Data rows:

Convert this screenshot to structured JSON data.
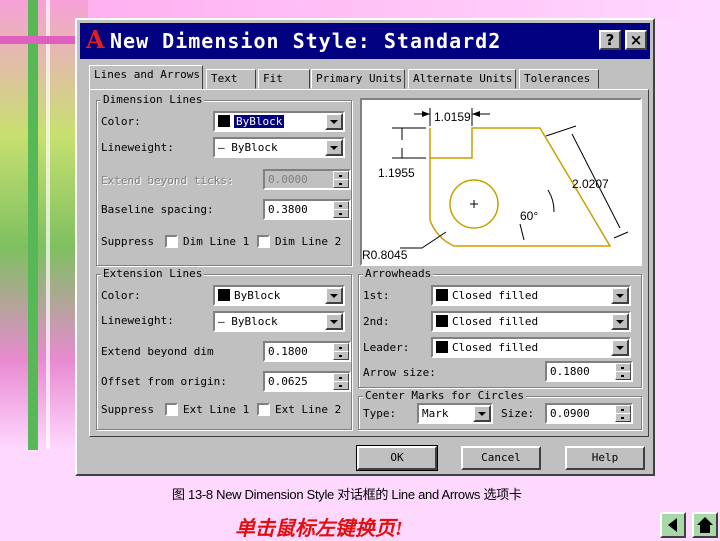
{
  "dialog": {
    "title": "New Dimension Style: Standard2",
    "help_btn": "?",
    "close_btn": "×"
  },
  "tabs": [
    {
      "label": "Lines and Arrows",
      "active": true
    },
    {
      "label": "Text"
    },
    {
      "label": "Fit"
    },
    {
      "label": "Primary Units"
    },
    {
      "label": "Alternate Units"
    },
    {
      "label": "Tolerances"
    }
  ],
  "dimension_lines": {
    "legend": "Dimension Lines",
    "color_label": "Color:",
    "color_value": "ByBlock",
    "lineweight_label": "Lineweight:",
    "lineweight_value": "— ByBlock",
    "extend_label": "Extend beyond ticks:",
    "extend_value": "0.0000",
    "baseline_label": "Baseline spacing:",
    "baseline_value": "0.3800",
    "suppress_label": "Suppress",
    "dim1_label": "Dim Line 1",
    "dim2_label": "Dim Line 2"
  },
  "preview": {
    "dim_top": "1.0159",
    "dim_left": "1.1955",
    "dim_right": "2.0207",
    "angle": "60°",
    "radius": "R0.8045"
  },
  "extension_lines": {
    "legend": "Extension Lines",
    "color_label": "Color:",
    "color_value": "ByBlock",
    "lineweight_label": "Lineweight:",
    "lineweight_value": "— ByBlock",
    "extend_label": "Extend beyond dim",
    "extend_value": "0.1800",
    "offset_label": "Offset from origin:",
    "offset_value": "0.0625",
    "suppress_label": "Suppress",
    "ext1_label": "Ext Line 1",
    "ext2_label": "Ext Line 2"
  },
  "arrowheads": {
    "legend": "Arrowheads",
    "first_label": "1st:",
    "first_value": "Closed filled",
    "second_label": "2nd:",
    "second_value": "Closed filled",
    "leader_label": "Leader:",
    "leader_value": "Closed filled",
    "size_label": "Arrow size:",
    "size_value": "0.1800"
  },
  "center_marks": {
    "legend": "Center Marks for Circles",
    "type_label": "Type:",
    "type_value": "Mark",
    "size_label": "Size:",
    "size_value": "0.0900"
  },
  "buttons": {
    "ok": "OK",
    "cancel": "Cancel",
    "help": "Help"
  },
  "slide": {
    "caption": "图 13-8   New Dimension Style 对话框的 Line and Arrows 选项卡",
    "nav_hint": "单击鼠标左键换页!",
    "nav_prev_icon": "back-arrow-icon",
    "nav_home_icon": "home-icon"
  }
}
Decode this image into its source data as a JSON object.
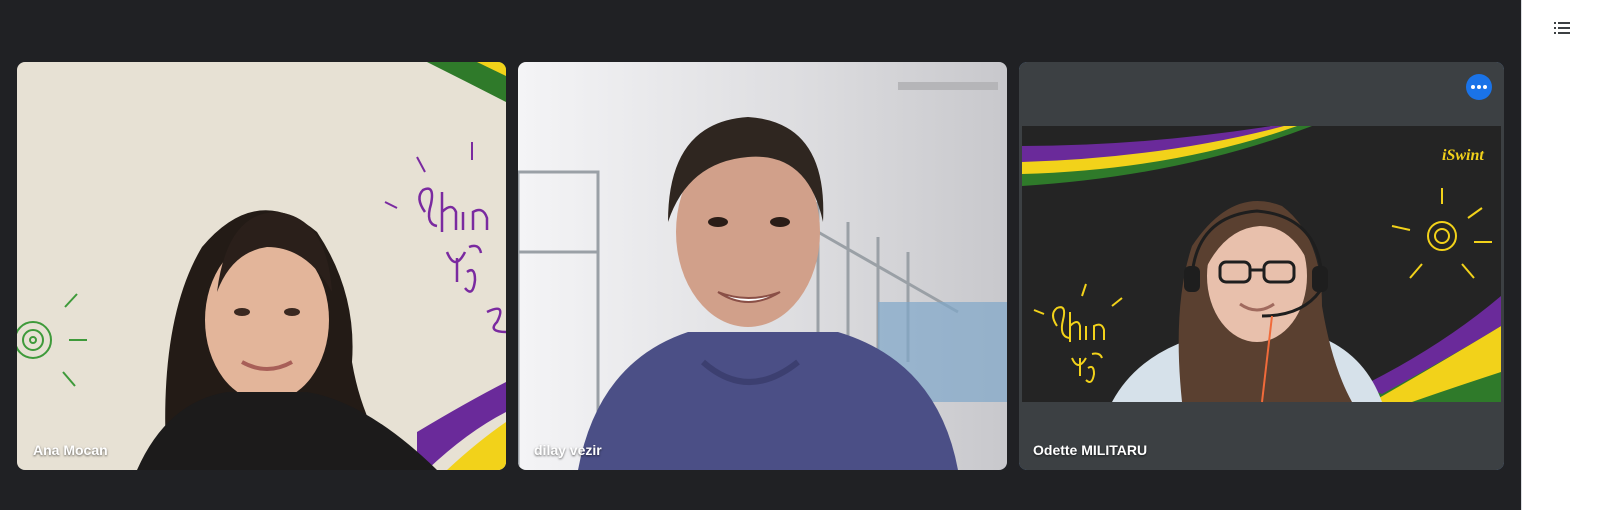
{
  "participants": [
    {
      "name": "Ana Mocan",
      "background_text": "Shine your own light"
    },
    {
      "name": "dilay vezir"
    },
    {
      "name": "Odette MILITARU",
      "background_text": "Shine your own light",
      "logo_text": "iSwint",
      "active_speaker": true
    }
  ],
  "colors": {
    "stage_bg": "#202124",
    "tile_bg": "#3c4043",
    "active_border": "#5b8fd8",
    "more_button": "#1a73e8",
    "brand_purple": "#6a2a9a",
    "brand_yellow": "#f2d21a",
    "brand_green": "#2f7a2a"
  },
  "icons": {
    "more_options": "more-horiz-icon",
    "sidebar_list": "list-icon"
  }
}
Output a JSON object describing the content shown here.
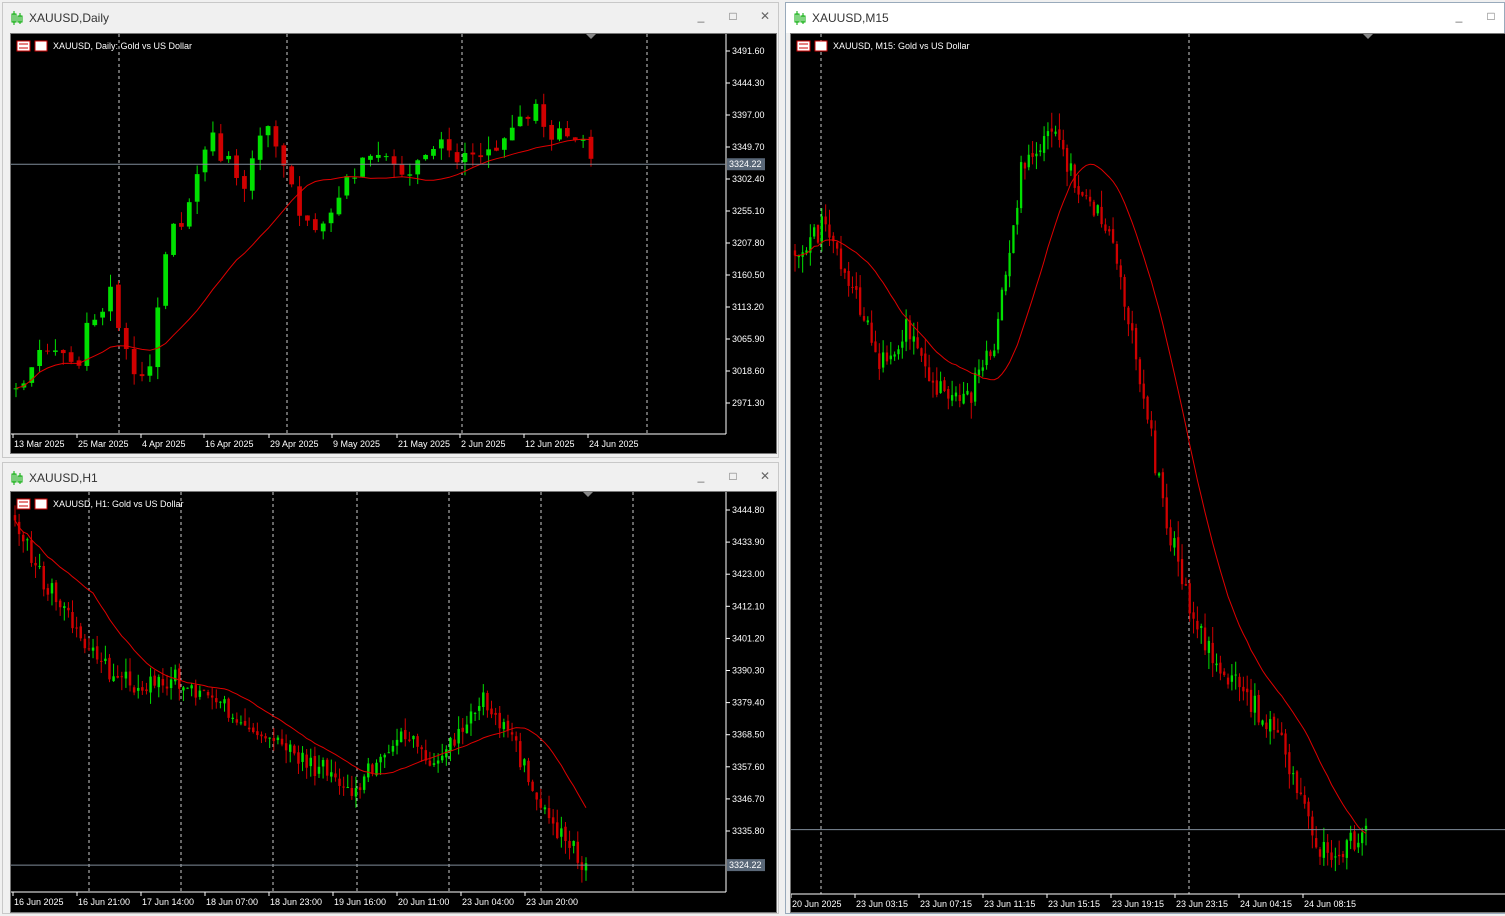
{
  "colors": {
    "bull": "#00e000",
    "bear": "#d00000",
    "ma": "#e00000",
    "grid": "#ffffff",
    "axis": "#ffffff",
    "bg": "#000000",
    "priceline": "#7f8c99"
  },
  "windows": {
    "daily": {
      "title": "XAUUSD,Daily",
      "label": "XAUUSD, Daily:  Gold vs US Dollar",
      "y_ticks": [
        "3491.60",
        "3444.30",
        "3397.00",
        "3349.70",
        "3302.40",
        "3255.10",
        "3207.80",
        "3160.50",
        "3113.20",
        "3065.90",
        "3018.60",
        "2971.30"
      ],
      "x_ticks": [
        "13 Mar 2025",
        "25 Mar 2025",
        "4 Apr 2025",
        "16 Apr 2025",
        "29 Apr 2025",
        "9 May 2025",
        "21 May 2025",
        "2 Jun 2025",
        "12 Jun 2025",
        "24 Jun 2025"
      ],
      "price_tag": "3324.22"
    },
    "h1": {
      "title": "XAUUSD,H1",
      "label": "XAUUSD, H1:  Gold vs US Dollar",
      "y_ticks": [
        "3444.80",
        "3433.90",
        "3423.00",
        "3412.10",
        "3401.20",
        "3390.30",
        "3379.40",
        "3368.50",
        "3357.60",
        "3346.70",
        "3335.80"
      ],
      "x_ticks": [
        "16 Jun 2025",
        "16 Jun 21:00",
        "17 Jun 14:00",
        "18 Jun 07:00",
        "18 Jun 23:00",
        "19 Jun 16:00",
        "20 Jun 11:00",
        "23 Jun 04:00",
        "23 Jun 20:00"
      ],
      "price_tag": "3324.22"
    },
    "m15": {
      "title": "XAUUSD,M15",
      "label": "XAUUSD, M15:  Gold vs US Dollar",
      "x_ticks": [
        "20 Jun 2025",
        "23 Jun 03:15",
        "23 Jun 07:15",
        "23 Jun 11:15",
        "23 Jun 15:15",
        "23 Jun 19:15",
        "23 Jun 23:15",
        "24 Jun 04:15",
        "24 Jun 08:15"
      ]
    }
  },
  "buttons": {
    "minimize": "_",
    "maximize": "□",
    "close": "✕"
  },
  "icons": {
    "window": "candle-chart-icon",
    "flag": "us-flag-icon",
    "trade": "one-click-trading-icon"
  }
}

Exercise details:
Filter the data for the string "light" and copy every line that has it.

Final result:
      "background_text": "Shine your own light"
      "background_text": "Shine your own light",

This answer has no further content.